Reproduce the line that contains "Output a JSON" and every line after it through the end of the records, exactly, with nothing added.

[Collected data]
────

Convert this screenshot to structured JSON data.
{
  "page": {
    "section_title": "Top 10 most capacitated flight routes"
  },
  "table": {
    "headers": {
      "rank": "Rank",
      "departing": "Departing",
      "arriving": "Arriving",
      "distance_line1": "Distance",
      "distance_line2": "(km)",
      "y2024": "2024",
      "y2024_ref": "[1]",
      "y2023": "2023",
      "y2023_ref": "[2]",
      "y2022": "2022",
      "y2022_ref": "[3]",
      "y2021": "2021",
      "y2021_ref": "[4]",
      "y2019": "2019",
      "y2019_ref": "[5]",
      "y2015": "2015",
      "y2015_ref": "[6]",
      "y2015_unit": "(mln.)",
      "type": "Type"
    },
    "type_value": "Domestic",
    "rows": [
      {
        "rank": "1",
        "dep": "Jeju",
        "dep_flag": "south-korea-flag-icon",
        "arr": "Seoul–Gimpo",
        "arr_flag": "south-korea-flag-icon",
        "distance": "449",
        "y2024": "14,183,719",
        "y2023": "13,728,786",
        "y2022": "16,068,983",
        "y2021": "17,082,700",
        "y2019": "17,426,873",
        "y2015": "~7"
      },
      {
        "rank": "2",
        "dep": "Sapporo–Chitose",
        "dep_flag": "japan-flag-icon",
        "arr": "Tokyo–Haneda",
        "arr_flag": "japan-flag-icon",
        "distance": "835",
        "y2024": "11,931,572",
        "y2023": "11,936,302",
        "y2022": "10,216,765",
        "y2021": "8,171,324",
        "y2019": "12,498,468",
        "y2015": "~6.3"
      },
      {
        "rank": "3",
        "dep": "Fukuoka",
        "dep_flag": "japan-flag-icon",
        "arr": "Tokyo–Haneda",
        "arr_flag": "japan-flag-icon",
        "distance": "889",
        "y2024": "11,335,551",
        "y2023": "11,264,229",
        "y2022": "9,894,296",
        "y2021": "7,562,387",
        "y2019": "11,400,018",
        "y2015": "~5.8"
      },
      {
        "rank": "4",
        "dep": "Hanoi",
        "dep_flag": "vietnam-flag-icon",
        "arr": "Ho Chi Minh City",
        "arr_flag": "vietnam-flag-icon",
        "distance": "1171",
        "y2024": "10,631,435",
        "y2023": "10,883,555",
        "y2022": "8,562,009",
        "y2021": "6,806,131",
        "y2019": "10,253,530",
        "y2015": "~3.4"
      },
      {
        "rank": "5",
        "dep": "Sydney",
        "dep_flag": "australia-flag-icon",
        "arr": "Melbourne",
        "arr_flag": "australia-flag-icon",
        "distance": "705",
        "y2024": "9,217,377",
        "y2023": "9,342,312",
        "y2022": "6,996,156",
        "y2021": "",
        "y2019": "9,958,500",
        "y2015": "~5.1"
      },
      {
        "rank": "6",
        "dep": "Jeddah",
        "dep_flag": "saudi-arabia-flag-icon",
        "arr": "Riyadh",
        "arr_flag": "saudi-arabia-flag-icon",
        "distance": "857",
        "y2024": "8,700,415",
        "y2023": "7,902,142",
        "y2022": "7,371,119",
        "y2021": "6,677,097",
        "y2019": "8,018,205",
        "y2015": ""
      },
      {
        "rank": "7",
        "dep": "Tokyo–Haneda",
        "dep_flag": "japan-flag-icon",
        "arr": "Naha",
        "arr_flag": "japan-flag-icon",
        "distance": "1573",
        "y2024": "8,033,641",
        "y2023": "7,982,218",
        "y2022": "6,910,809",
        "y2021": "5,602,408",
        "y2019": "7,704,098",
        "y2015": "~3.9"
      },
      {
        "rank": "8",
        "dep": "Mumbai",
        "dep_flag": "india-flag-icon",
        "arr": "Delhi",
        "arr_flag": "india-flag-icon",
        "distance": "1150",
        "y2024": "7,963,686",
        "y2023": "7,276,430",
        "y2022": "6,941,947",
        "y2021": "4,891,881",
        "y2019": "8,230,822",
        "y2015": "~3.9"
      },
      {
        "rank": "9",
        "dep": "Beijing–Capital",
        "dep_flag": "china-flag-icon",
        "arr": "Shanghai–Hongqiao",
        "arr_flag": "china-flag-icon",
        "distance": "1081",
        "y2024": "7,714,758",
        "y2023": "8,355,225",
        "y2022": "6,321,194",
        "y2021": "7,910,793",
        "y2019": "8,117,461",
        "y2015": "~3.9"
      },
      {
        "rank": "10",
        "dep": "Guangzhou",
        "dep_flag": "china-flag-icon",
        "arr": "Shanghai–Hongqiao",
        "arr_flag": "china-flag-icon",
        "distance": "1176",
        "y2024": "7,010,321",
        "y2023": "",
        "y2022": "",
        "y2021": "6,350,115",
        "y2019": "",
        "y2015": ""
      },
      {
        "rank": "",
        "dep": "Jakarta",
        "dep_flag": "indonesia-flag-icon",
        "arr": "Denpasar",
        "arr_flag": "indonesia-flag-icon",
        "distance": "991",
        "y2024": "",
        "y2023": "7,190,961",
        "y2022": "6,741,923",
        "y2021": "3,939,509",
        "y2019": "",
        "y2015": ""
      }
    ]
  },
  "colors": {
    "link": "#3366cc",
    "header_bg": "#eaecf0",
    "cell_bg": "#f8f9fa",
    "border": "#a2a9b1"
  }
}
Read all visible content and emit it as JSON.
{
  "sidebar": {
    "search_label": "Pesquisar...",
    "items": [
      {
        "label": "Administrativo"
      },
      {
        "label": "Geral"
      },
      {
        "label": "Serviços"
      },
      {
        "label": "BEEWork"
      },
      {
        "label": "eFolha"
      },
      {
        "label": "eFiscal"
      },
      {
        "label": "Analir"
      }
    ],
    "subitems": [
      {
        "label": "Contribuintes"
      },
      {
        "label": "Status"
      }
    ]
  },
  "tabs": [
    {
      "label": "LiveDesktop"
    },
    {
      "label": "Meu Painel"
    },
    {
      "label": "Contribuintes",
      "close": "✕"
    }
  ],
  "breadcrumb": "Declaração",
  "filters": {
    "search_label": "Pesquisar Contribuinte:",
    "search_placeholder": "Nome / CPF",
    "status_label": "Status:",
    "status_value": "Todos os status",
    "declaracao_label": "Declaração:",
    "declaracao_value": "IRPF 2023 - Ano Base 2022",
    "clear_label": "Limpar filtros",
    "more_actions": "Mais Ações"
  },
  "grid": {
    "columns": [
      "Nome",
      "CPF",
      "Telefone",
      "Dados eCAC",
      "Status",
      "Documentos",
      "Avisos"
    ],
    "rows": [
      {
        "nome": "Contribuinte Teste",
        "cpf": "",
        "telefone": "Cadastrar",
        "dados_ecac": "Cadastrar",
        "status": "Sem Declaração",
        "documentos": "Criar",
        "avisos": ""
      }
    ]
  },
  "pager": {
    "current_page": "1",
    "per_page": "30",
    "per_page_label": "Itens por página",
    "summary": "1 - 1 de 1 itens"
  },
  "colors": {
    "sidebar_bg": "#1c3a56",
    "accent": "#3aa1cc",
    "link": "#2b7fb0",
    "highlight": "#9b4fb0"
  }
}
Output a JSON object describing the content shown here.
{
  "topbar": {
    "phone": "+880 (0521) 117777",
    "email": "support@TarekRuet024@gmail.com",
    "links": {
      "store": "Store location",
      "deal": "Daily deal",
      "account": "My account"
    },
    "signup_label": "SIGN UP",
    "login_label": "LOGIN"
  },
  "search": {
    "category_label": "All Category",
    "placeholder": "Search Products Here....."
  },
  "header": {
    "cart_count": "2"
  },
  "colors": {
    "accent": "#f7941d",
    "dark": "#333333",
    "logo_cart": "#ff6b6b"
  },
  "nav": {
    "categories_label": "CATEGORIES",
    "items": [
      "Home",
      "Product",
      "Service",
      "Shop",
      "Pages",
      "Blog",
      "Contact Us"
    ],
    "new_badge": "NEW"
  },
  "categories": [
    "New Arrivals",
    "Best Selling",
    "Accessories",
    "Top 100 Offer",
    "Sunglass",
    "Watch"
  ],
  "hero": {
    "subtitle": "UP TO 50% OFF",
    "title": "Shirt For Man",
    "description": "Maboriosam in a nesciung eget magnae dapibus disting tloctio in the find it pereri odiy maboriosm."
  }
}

────

**Exercise solution:**
Output a JSON object describing the content shown here.
{
  "topbar": {
    "phone": "+880 (0521) 117777",
    "email": "support@TarekRuet024@gmail.com",
    "links": {
      "store": "Store location",
      "deal": "Daily deal",
      "account": "My account"
    },
    "signup_label": "SIGN UP",
    "login_label": "LOGIN"
  },
  "search": {
    "category_label": "All Category",
    "placeholder": "Search Products Here....."
  },
  "header": {
    "cart_count": "2"
  },
  "colors": {
    "accent": "#f7941d",
    "dark": "#333333",
    "logo_cart": "#ff6b6b"
  },
  "nav": {
    "categories_label": "CATEGORIES",
    "items": [
      "Home",
      "Product",
      "Service",
      "Shop",
      "Pages",
      "Blog",
      "Contact Us"
    ],
    "new_badge": "NEW"
  },
  "categories": [
    "New Arrivals",
    "Best Selling",
    "Accessories",
    "Top 100 Offer",
    "Sunglass",
    "Watch"
  ],
  "hero": {
    "subtitle": "UP TO 50% OFF",
    "title": "Shirt For Man",
    "description": "Maboriosam in a nesciung eget magnae dapibus disting tloctio in the find it pereri odiy maboriosm."
  }
}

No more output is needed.